▸ DO THIS
Reproduce the stored data below line for line, with no changes.

[Stored data]
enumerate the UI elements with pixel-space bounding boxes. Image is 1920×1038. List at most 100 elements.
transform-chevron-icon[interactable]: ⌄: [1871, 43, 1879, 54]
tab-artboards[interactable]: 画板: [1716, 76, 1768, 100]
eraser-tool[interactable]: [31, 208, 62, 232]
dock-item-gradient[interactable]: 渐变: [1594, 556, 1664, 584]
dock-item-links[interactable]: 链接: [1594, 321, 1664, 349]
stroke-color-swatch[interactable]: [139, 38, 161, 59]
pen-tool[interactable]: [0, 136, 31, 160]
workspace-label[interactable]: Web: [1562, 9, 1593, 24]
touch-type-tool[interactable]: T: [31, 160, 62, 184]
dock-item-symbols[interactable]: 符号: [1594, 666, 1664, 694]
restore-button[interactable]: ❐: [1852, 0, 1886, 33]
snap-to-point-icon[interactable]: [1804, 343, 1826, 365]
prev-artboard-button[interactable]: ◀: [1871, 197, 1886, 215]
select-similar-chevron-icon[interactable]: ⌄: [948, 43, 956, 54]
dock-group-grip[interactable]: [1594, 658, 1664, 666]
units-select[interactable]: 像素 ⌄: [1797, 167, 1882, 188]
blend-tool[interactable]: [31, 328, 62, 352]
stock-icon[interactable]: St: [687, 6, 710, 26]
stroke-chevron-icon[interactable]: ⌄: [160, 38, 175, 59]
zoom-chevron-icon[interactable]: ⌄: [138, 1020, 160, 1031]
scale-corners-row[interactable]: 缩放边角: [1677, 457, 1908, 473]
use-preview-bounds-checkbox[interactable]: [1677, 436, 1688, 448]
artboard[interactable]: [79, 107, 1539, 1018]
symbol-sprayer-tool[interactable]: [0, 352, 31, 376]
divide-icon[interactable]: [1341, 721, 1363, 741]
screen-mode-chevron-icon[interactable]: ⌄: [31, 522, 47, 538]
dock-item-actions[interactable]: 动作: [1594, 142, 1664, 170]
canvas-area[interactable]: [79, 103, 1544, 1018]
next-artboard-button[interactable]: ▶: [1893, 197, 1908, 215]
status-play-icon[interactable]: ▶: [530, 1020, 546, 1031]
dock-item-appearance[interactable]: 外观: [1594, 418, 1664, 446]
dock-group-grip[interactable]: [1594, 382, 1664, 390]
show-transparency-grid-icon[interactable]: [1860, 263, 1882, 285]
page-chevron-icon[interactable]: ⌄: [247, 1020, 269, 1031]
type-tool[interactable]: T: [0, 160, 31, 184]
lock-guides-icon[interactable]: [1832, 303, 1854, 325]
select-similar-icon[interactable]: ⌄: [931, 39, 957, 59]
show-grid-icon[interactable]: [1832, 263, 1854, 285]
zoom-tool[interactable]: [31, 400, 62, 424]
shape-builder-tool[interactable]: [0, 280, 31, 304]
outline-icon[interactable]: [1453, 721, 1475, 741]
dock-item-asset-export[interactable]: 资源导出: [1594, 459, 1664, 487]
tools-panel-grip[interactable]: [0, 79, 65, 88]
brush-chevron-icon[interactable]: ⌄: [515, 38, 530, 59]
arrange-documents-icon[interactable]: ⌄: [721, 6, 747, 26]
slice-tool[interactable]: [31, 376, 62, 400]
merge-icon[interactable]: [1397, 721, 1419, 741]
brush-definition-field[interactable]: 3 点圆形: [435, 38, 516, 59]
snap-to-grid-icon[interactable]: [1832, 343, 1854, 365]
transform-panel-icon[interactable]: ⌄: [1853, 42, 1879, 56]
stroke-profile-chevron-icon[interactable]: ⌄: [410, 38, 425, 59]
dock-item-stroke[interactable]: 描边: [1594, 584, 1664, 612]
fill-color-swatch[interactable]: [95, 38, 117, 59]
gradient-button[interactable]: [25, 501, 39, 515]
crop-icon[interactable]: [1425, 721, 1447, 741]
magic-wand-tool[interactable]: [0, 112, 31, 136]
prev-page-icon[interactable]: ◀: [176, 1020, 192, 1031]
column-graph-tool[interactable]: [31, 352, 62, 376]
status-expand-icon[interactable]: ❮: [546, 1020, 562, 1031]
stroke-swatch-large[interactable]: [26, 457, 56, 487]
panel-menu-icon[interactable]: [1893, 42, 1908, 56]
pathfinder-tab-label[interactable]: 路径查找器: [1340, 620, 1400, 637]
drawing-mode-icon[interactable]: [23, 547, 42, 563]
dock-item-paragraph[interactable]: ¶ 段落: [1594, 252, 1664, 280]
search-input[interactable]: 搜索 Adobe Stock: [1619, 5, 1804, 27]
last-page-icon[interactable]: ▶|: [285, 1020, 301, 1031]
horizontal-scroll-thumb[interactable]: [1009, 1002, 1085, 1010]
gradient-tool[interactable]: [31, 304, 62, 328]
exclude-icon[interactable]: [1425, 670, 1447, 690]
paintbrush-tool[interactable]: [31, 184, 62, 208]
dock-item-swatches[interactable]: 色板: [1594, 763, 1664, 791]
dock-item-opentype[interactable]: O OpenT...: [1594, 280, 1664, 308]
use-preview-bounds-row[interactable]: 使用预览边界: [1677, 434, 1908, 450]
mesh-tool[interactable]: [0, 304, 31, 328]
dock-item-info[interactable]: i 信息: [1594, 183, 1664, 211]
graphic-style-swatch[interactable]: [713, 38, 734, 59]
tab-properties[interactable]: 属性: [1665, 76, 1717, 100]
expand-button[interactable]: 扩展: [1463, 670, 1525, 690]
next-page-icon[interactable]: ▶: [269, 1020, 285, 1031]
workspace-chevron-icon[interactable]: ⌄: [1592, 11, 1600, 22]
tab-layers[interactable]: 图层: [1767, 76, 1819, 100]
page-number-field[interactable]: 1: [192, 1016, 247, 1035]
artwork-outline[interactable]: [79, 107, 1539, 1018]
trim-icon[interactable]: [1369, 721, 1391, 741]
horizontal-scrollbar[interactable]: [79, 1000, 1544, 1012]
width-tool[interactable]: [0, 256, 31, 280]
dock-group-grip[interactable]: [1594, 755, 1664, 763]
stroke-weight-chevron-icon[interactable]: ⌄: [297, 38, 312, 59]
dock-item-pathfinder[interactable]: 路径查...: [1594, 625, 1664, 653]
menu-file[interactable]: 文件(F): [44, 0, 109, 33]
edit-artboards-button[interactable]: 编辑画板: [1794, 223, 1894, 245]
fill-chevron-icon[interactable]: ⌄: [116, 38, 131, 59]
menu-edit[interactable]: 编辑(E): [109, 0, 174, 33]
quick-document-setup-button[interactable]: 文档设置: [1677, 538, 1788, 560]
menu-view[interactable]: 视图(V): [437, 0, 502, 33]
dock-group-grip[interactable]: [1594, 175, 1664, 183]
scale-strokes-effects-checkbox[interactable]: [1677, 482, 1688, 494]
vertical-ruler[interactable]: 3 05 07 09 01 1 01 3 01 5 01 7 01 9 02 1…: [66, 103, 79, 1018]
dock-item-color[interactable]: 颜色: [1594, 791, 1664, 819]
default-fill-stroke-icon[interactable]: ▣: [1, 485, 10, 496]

▸ ANSWER TO THIS EXERCISE
enumerate the UI elements with pixel-space bounding boxes. Image is 1920×1038. List at most 100 elements.
transform-chevron-icon[interactable]: ⌄: [1871, 43, 1879, 54]
tab-artboards[interactable]: 画板: [1716, 76, 1768, 100]
eraser-tool[interactable]: [31, 208, 62, 232]
dock-item-gradient[interactable]: 渐变: [1594, 556, 1664, 584]
dock-item-links[interactable]: 链接: [1594, 321, 1664, 349]
stroke-color-swatch[interactable]: [139, 38, 161, 59]
pen-tool[interactable]: [0, 136, 31, 160]
workspace-label[interactable]: Web: [1562, 9, 1593, 24]
touch-type-tool[interactable]: T: [31, 160, 62, 184]
dock-item-symbols[interactable]: 符号: [1594, 666, 1664, 694]
restore-button[interactable]: ❐: [1852, 0, 1886, 33]
snap-to-point-icon[interactable]: [1804, 343, 1826, 365]
prev-artboard-button[interactable]: ◀: [1871, 197, 1886, 215]
select-similar-chevron-icon[interactable]: ⌄: [948, 43, 956, 54]
dock-group-grip[interactable]: [1594, 658, 1664, 666]
units-select[interactable]: 像素 ⌄: [1797, 167, 1882, 188]
blend-tool[interactable]: [31, 328, 62, 352]
stock-icon[interactable]: St: [687, 6, 710, 26]
stroke-chevron-icon[interactable]: ⌄: [160, 38, 175, 59]
zoom-chevron-icon[interactable]: ⌄: [138, 1020, 160, 1031]
scale-corners-row[interactable]: 缩放边角: [1677, 457, 1908, 473]
use-preview-bounds-checkbox[interactable]: [1677, 436, 1688, 448]
artboard[interactable]: [79, 107, 1539, 1018]
symbol-sprayer-tool[interactable]: [0, 352, 31, 376]
divide-icon[interactable]: [1341, 721, 1363, 741]
screen-mode-chevron-icon[interactable]: ⌄: [31, 522, 47, 538]
dock-item-actions[interactable]: 动作: [1594, 142, 1664, 170]
canvas-area[interactable]: [79, 103, 1544, 1018]
next-artboard-button[interactable]: ▶: [1893, 197, 1908, 215]
status-play-icon[interactable]: ▶: [530, 1020, 546, 1031]
dock-item-appearance[interactable]: 外观: [1594, 418, 1664, 446]
dock-group-grip[interactable]: [1594, 382, 1664, 390]
show-transparency-grid-icon[interactable]: [1860, 263, 1882, 285]
page-chevron-icon[interactable]: ⌄: [247, 1020, 269, 1031]
type-tool[interactable]: T: [0, 160, 31, 184]
lock-guides-icon[interactable]: [1832, 303, 1854, 325]
select-similar-icon[interactable]: ⌄: [931, 39, 957, 59]
show-grid-icon[interactable]: [1832, 263, 1854, 285]
zoom-tool[interactable]: [31, 400, 62, 424]
shape-builder-tool[interactable]: [0, 280, 31, 304]
outline-icon[interactable]: [1453, 721, 1475, 741]
dock-item-asset-export[interactable]: 资源导出: [1594, 459, 1664, 487]
tools-panel-grip[interactable]: [0, 79, 65, 88]
brush-chevron-icon[interactable]: ⌄: [515, 38, 530, 59]
arrange-documents-icon[interactable]: ⌄: [721, 6, 747, 26]
slice-tool[interactable]: [31, 376, 62, 400]
merge-icon[interactable]: [1397, 721, 1419, 741]
brush-definition-field[interactable]: 3 点圆形: [435, 38, 516, 59]
snap-to-grid-icon[interactable]: [1832, 343, 1854, 365]
transform-panel-icon[interactable]: ⌄: [1853, 42, 1879, 56]
stroke-profile-chevron-icon[interactable]: ⌄: [410, 38, 425, 59]
dock-item-stroke[interactable]: 描边: [1594, 584, 1664, 612]
fill-color-swatch[interactable]: [95, 38, 117, 59]
gradient-button[interactable]: [25, 501, 39, 515]
crop-icon[interactable]: [1425, 721, 1447, 741]
magic-wand-tool[interactable]: [0, 112, 31, 136]
prev-page-icon[interactable]: ◀: [176, 1020, 192, 1031]
column-graph-tool[interactable]: [31, 352, 62, 376]
status-expand-icon[interactable]: ❮: [546, 1020, 562, 1031]
stroke-swatch-large[interactable]: [26, 457, 56, 487]
panel-menu-icon[interactable]: [1893, 42, 1908, 56]
pathfinder-tab-label[interactable]: 路径查找器: [1340, 620, 1400, 637]
drawing-mode-icon[interactable]: [23, 547, 42, 563]
dock-item-paragraph[interactable]: ¶ 段落: [1594, 252, 1664, 280]
search-input[interactable]: 搜索 Adobe Stock: [1619, 5, 1804, 27]
last-page-icon[interactable]: ▶|: [285, 1020, 301, 1031]
horizontal-scroll-thumb[interactable]: [1009, 1002, 1085, 1010]
gradient-tool[interactable]: [31, 304, 62, 328]
exclude-icon[interactable]: [1425, 670, 1447, 690]
paintbrush-tool[interactable]: [31, 184, 62, 208]
dock-item-swatches[interactable]: 色板: [1594, 763, 1664, 791]
dock-item-opentype[interactable]: O OpenT...: [1594, 280, 1664, 308]
use-preview-bounds-row[interactable]: 使用预览边界: [1677, 434, 1908, 450]
mesh-tool[interactable]: [0, 304, 31, 328]
dock-item-info[interactable]: i 信息: [1594, 183, 1664, 211]
graphic-style-swatch[interactable]: [713, 38, 734, 59]
tab-properties[interactable]: 属性: [1665, 76, 1717, 100]
expand-button[interactable]: 扩展: [1463, 670, 1525, 690]
next-page-icon[interactable]: ▶: [269, 1020, 285, 1031]
workspace-chevron-icon[interactable]: ⌄: [1592, 11, 1600, 22]
tab-layers[interactable]: 图层: [1767, 76, 1819, 100]
page-number-field[interactable]: 1: [192, 1016, 247, 1035]
artwork-outline[interactable]: [79, 107, 1539, 1018]
trim-icon[interactable]: [1369, 721, 1391, 741]
horizontal-scrollbar[interactable]: [79, 1000, 1544, 1012]
width-tool[interactable]: [0, 256, 31, 280]
dock-group-grip[interactable]: [1594, 755, 1664, 763]
stroke-weight-chevron-icon[interactable]: ⌄: [297, 38, 312, 59]
dock-item-pathfinder[interactable]: 路径查...: [1594, 625, 1664, 653]
menu-file[interactable]: 文件(F): [44, 0, 109, 33]
edit-artboards-button[interactable]: 编辑画板: [1794, 223, 1894, 245]
fill-chevron-icon[interactable]: ⌄: [116, 38, 131, 59]
menu-edit[interactable]: 编辑(E): [109, 0, 174, 33]
quick-document-setup-button[interactable]: 文档设置: [1677, 538, 1788, 560]
menu-view[interactable]: 视图(V): [437, 0, 502, 33]
dock-group-grip[interactable]: [1594, 175, 1664, 183]
scale-strokes-effects-checkbox[interactable]: [1677, 482, 1688, 494]
vertical-ruler[interactable]: 3 05 07 09 01 1 01 3 01 5 01 7 01 9 02 1…: [66, 103, 79, 1018]
dock-item-color[interactable]: 颜色: [1594, 791, 1664, 819]
default-fill-stroke-icon[interactable]: ▣: [1, 485, 10, 496]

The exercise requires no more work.